**WORK TO DO:**
Every line from the one containing "What does this" to the final line of the material below must be reproduced exactly; leave out all other lines.

Dataset items:
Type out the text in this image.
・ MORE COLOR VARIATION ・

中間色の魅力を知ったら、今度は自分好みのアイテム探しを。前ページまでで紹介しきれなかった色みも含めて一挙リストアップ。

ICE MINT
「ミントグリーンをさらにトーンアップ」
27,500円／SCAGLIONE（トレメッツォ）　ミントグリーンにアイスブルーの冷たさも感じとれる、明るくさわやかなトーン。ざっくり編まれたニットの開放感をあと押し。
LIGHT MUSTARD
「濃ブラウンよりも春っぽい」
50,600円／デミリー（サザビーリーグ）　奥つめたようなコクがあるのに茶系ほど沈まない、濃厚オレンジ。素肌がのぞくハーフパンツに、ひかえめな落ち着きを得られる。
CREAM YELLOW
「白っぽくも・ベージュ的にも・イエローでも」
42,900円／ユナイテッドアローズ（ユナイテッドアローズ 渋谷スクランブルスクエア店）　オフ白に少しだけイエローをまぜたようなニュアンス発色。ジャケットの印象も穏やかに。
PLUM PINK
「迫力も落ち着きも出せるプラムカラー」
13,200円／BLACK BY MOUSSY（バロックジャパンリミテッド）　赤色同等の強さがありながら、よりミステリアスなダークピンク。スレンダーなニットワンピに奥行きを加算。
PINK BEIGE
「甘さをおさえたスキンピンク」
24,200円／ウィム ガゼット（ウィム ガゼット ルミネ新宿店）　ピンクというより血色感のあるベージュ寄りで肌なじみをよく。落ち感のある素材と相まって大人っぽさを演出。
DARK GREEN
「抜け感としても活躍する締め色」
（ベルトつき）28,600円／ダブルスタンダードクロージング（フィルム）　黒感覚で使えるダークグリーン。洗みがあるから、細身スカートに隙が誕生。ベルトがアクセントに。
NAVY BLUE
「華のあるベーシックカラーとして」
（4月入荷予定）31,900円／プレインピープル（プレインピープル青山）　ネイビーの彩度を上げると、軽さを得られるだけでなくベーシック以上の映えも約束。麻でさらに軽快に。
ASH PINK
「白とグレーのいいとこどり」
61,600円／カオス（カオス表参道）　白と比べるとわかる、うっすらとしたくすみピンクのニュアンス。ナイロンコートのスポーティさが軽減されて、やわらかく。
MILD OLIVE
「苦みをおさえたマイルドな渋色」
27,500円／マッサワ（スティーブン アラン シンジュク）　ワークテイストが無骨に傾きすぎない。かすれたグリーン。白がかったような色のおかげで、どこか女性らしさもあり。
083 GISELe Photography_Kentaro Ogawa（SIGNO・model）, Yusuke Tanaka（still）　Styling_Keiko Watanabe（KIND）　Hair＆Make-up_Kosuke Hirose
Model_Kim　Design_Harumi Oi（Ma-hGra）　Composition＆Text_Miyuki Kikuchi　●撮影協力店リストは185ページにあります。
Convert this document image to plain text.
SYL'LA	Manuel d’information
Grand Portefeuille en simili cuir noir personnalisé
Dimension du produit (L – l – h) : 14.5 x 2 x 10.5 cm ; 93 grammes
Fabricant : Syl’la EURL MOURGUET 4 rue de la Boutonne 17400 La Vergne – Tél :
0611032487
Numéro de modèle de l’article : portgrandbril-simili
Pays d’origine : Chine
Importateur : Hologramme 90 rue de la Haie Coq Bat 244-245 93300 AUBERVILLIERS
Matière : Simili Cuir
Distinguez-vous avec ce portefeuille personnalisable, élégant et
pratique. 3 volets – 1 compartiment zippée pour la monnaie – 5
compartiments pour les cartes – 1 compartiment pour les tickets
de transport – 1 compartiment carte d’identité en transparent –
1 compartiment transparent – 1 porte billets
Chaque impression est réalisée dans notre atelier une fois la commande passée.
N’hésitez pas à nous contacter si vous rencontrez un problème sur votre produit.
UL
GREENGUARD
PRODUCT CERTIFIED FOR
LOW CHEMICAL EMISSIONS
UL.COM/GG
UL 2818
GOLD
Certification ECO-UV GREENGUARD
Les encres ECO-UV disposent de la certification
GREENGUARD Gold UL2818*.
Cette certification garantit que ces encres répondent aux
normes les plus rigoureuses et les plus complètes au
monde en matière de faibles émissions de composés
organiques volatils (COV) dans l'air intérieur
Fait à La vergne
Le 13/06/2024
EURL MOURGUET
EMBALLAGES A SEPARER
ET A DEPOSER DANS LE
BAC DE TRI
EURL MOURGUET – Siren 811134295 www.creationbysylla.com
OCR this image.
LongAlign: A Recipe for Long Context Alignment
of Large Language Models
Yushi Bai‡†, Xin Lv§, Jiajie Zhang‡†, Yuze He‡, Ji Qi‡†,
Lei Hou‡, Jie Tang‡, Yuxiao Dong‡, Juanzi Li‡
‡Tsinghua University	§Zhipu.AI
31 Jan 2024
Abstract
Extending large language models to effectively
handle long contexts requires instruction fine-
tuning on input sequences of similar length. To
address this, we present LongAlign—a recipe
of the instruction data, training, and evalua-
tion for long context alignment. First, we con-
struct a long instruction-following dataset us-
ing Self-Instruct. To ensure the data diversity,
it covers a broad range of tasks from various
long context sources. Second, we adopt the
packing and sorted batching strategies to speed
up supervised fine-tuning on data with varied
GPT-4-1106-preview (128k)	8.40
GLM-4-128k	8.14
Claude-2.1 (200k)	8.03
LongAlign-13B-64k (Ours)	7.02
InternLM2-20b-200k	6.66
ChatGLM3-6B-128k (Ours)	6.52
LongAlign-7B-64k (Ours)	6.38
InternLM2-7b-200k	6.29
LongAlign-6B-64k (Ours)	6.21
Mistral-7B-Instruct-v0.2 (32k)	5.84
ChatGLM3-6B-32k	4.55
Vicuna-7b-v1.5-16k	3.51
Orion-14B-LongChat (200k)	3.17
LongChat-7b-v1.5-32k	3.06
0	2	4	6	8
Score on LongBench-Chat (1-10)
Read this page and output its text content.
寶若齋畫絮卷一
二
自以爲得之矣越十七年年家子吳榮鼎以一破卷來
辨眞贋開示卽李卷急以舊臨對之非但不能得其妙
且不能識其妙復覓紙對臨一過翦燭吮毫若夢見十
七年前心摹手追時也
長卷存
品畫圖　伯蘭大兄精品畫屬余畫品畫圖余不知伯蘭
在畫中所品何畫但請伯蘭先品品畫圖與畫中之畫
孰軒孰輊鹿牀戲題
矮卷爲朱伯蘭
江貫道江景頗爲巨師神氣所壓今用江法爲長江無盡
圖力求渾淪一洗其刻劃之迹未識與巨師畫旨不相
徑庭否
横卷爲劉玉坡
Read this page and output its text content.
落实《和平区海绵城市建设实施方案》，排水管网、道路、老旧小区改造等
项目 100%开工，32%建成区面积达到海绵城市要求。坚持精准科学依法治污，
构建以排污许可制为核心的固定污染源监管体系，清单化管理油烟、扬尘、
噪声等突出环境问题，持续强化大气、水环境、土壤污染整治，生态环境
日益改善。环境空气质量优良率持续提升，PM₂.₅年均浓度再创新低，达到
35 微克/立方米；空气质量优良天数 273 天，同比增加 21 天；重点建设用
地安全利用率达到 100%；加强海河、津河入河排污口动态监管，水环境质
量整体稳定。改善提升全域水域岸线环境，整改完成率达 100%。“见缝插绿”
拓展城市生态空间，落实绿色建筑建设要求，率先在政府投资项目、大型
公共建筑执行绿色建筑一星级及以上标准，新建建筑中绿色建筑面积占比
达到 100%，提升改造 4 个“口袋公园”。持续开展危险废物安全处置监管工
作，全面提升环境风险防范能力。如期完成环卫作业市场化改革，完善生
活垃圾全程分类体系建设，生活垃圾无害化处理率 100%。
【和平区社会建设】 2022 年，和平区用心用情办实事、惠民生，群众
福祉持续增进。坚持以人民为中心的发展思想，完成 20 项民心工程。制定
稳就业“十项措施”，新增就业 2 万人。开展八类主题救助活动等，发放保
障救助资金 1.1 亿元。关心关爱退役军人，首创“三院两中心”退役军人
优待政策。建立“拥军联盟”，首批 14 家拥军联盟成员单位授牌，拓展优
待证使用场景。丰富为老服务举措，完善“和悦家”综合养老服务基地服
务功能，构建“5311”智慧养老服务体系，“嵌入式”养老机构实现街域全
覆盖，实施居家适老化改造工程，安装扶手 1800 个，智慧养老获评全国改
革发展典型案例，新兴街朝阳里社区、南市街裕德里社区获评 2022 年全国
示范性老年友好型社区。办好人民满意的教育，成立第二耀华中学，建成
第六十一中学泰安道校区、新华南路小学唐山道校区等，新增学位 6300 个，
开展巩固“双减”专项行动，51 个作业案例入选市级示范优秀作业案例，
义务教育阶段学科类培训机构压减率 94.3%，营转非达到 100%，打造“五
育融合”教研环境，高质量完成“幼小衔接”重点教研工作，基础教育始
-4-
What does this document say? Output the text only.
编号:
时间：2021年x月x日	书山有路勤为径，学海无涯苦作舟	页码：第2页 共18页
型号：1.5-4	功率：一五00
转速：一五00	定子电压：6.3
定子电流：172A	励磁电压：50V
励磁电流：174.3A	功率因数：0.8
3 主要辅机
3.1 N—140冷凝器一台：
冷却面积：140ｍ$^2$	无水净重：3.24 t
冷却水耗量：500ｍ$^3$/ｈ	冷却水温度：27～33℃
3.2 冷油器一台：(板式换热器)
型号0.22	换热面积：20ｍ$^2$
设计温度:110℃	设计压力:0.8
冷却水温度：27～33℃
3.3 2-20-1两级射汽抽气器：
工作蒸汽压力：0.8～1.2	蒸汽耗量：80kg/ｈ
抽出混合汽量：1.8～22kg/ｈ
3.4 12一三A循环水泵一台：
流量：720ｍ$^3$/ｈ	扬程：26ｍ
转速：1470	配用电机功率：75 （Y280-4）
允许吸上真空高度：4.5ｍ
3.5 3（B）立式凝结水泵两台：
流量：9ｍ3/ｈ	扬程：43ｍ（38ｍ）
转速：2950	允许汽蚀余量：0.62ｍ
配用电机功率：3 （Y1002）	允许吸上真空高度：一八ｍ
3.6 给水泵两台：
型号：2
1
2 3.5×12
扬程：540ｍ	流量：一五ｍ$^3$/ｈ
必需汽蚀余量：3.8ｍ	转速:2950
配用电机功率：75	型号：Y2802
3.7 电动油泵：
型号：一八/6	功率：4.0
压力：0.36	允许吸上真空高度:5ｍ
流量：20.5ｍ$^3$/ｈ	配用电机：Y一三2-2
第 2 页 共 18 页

**FULL OUTPUT:**
What does this document say? Output the text only.
编号:
时间：2021年x月x日	书山有路勤为径，学海无涯苦作舟	页码：第2页 共18页
型号：1.5-4	功率：一五00
转速：一五00	定子电压：6.3
定子电流：172A	励磁电压：50V
励磁电流：174.3A	功率因数：0.8
3 主要辅机
3.1 N—140冷凝器一台：
冷却面积：140ｍ$^2$	无水净重：3.24 t
冷却水耗量：500ｍ$^3$/ｈ	冷却水温度：27～33℃
3.2 冷油器一台：(板式换热器)
型号0.22	换热面积：20ｍ$^2$
设计温度:110℃	设计压力:0.8
冷却水温度：27～33℃
3.3 2-20-1两级射汽抽气器：
工作蒸汽压力：0.8～1.2	蒸汽耗量：80kg/ｈ
抽出混合汽量：1.8～22kg/ｈ
3.4 12一三A循环水泵一台：
流量：720ｍ$^3$/ｈ	扬程：26ｍ
转速：1470	配用电机功率：75 （Y280-4）
允许吸上真空高度：4.5ｍ
3.5 3（B）立式凝结水泵两台：
流量：9ｍ3/ｈ	扬程：43ｍ（38ｍ）
转速：2950	允许汽蚀余量：0.62ｍ
配用电机功率：3 （Y1002）	允许吸上真空高度：一八ｍ
3.6 给水泵两台：
型号：2
1
2 3.5×12
扬程：540ｍ	流量：一五ｍ$^3$/ｈ
必需汽蚀余量：3.8ｍ	转速:2950
配用电机功率：75	型号：Y2802
3.7 电动油泵：
型号：一八/6	功率：4.0
压力：0.36	允许吸上真空高度:5ｍ
流量：20.5ｍ$^3$/ｈ	配用电机：Y一三2-2
第 2 页 共 18 页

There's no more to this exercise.